# [Tarea pendiente]
Actualiza las líneas que van desde la que contiene "nutrient-nrv: 86% xyxy=(612,357,657,382)" hasta la que contiene "nutrient-amount: 420微克叶酸当量 xyxy=(303,424,462,449)", ambas incluidas. Cambia "nutrient-name" por "nombre-nutriente", deja todo lo demás igual y devuelve solo esas líneas.

= = = = = = =

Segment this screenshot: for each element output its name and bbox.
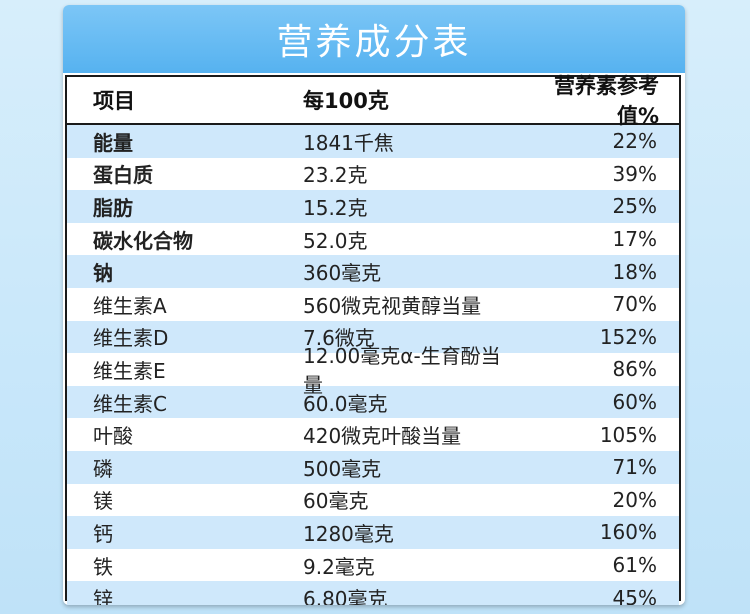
nutrient-nrv: 86% xyxy=(612,357,657,382)
nutrient-amount: 60.0毫克 xyxy=(303,391,388,416)
table-header-row: 项目 每100克 营养素参考值% xyxy=(67,74,679,128)
table-row: 钙 1280毫克 160% xyxy=(67,516,679,549)
nutrient-name: 碳水化合物 xyxy=(93,228,193,253)
nutrient-name: 钠 xyxy=(93,261,113,286)
nutrient-name: 维生素C xyxy=(93,391,167,416)
nutrient-amount: 52.0克 xyxy=(303,228,368,253)
nutrient-name: 维生素D xyxy=(93,326,169,351)
table-row: 碳水化合物 52.0克 17% xyxy=(67,222,679,256)
nutrient-nrv: 71% xyxy=(612,455,657,480)
nutrient-name: 维生素A xyxy=(93,293,167,318)
nutrient-amount: 500毫克 xyxy=(303,456,382,481)
nutrient-name: 能量 xyxy=(93,130,133,155)
table-row: 蛋白质 23.2克 39% xyxy=(67,157,679,191)
nutrient-amount: 7.6微克 xyxy=(303,326,375,351)
nutrient-nrv: 160% xyxy=(599,520,657,545)
header-per100: 每100克 xyxy=(303,89,389,113)
nutrient-amount: 6.80毫克 xyxy=(303,587,388,605)
nutrient-amount: 1841千焦 xyxy=(303,130,394,155)
nutrient-amount: 12.00毫克α-生育酚当量 xyxy=(303,344,501,398)
nutrient-nrv: 25% xyxy=(612,194,657,219)
nutrient-name: 叶酸 xyxy=(93,424,133,449)
nutrient-name: 钙 xyxy=(93,521,113,546)
table-row: 叶酸 420微克叶酸当量 105% xyxy=(67,418,679,451)
nutrient-amount: 23.2克 xyxy=(303,163,368,188)
nutrient-nrv: 105% xyxy=(599,422,657,447)
nutrient-name: 脂肪 xyxy=(93,195,133,220)
page-title: 营养成分表 xyxy=(63,5,685,73)
nutrient-amount: 60毫克 xyxy=(303,489,369,514)
nutrient-amount: 420微克叶酸当量 xyxy=(303,424,462,449)
table-row: 铁 9.2毫克 61% xyxy=(67,548,679,582)
nutrient-nrv: 45% xyxy=(612,585,657,605)
table-body: 能量 1841千焦 22% 蛋白质 23.2克 39% 脂肪 15.2克 25% 碳水化合物 52.… xyxy=(67,125,679,605)
table-row: 镁 60毫克 20% xyxy=(67,483,679,517)
header-item: 项目 xyxy=(93,89,135,113)
nutrient-amount: 560微克视黄醇当量 xyxy=(303,293,482,318)
nutrient-name: 蛋白质 xyxy=(93,163,153,188)
table-row: 磷 500毫克 71% xyxy=(67,450,679,484)
nutrient-nrv: 152% xyxy=(599,324,657,349)
nutrient-name: 铁 xyxy=(93,554,113,579)
nutrient-name: 锌 xyxy=(93,587,113,605)
nutrition-panel: 营养成分表 项目 每100克 营养素参考值% 能量 1841千焦 22% 蛋白质 23.… xyxy=(63,5,685,605)
table-row: 脂肪 15.2克 25% xyxy=(67,190,679,223)
nutrient-nrv: 22% xyxy=(612,129,657,154)
table-row: 维生素D 7.6微克 152% xyxy=(67,320,679,354)
table-row: 维生素A 560微克视黄醇当量 70% xyxy=(67,287,679,321)
nutrient-name: 维生素E xyxy=(93,358,166,383)
nutrient-nrv: 39% xyxy=(612,161,657,186)
table-row: 能量 1841千焦 22% xyxy=(67,125,679,158)
nutrition-table: 项目 每100克 营养素参考值% 能量 1841千焦 22% 蛋白质 23.2克 39% 脂… xyxy=(65,74,681,605)
table-row: 锌 6.80毫克 45% xyxy=(67,581,679,605)
nutrient-name: 磷 xyxy=(93,456,113,481)
nutrient-amount: 360毫克 xyxy=(303,261,382,286)
nutrient-nrv: 20% xyxy=(612,487,657,512)
header-nrv: 营养素参考值% xyxy=(554,74,659,128)
nutrient-name: 镁 xyxy=(93,489,113,514)
nutrient-nrv: 61% xyxy=(612,553,657,578)
nutrient-amount: 15.2克 xyxy=(303,195,368,220)
nutrient-amount: 9.2毫克 xyxy=(303,554,375,579)
table-row: 钠 360毫克 18% xyxy=(67,255,679,288)
table-row: 维生素C 60.0毫克 60% xyxy=(67,385,679,419)
nutrient-nrv: 60% xyxy=(612,390,657,415)
nutrient-nrv: 17% xyxy=(612,227,657,252)
nutrient-amount: 1280毫克 xyxy=(303,521,394,546)
nutrient-nrv: 70% xyxy=(612,292,657,317)
table-row: 维生素E 12.00毫克α-生育酚当量 86% xyxy=(67,344,679,397)
nutrient-nrv: 18% xyxy=(612,259,657,284)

= = = = = = =

# [Solución del ejercicio]
nutrient-nrv: 86% xyxy=(612,357,657,382)
nutrient-amount: 60.0毫克 xyxy=(303,391,388,416)
table-header-row: 项目 每100克 营养素参考值% xyxy=(67,74,679,128)
table-row: 钙 1280毫克 160% xyxy=(67,516,679,549)
nombre-nutriente: 碳水化合物 xyxy=(93,228,193,253)
nombre-nutriente: 钠 xyxy=(93,261,113,286)
nombre-nutriente: 维生素C xyxy=(93,391,167,416)
nutrient-amount: 52.0克 xyxy=(303,228,368,253)
nombre-nutriente: 维生素D xyxy=(93,326,169,351)
table-row: 碳水化合物 52.0克 17% xyxy=(67,222,679,256)
nutrient-nrv: 71% xyxy=(612,455,657,480)
nombre-nutriente: 维生素A xyxy=(93,293,167,318)
nutrient-amount: 500毫克 xyxy=(303,456,382,481)
nombre-nutriente: 能量 xyxy=(93,130,133,155)
table-row: 蛋白质 23.2克 39% xyxy=(67,157,679,191)
nutrient-amount: 7.6微克 xyxy=(303,326,375,351)
nutrient-nrv: 160% xyxy=(599,520,657,545)
header-per100: 每100克 xyxy=(303,89,389,113)
nutrient-amount: 6.80毫克 xyxy=(303,587,388,605)
nutrient-amount: 1841千焦 xyxy=(303,130,394,155)
nutrient-amount: 12.00毫克α-生育酚当量 xyxy=(303,344,501,398)
nutrient-nrv: 25% xyxy=(612,194,657,219)
nombre-nutriente: 叶酸 xyxy=(93,424,133,449)
nombre-nutriente: 钙 xyxy=(93,521,113,546)
table-row: 叶酸 420微克叶酸当量 105% xyxy=(67,418,679,451)
nutrient-amount: 23.2克 xyxy=(303,163,368,188)
nutrient-nrv: 105% xyxy=(599,422,657,447)
nombre-nutriente: 脂肪 xyxy=(93,195,133,220)
page-title: 营养成分表 xyxy=(63,5,685,73)
nutrient-amount: 60毫克 xyxy=(303,489,369,514)
nutrient-amount: 420微克叶酸当量 xyxy=(303,424,462,449)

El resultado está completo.